◆ Exercise goal
Find each line holding "Idle" and copy it out.

◆ Data section
-- START --
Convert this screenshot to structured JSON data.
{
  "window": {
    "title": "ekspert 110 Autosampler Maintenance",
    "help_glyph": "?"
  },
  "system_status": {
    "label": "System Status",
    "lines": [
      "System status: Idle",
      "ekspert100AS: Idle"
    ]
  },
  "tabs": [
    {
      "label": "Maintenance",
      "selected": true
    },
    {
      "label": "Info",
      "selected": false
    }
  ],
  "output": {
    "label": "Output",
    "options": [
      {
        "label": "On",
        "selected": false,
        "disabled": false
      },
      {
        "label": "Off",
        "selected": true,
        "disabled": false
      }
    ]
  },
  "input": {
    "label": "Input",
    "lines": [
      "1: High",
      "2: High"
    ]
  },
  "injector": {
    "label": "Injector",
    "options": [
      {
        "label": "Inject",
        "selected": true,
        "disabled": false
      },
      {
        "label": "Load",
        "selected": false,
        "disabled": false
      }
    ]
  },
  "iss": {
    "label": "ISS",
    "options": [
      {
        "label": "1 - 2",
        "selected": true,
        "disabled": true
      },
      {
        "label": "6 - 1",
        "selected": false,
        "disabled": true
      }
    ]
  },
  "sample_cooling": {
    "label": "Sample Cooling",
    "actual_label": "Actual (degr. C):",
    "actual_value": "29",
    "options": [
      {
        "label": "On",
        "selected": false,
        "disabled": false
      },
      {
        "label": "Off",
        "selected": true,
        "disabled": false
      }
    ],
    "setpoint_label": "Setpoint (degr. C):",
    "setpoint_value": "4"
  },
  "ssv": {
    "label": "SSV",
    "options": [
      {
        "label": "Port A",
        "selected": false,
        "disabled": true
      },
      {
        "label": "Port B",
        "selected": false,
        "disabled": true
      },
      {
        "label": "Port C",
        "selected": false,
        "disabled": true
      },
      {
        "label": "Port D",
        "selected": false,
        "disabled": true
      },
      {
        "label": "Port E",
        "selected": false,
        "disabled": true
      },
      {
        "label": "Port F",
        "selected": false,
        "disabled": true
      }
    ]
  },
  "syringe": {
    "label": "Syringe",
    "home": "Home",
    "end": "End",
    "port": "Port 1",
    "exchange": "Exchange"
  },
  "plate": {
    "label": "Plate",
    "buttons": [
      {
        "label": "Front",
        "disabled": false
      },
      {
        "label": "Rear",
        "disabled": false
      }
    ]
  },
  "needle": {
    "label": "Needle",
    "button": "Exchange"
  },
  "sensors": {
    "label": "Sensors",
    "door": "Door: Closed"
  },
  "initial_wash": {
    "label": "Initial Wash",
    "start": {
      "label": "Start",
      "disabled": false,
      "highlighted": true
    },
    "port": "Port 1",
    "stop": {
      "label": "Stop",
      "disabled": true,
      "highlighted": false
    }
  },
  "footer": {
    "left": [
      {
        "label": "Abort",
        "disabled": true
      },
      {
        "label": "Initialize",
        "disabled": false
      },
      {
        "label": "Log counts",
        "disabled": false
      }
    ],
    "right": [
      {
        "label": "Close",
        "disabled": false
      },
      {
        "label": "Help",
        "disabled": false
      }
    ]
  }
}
-- END --
◆ Solution
      "System status: Idle",
      "ekspert100AS: Idle"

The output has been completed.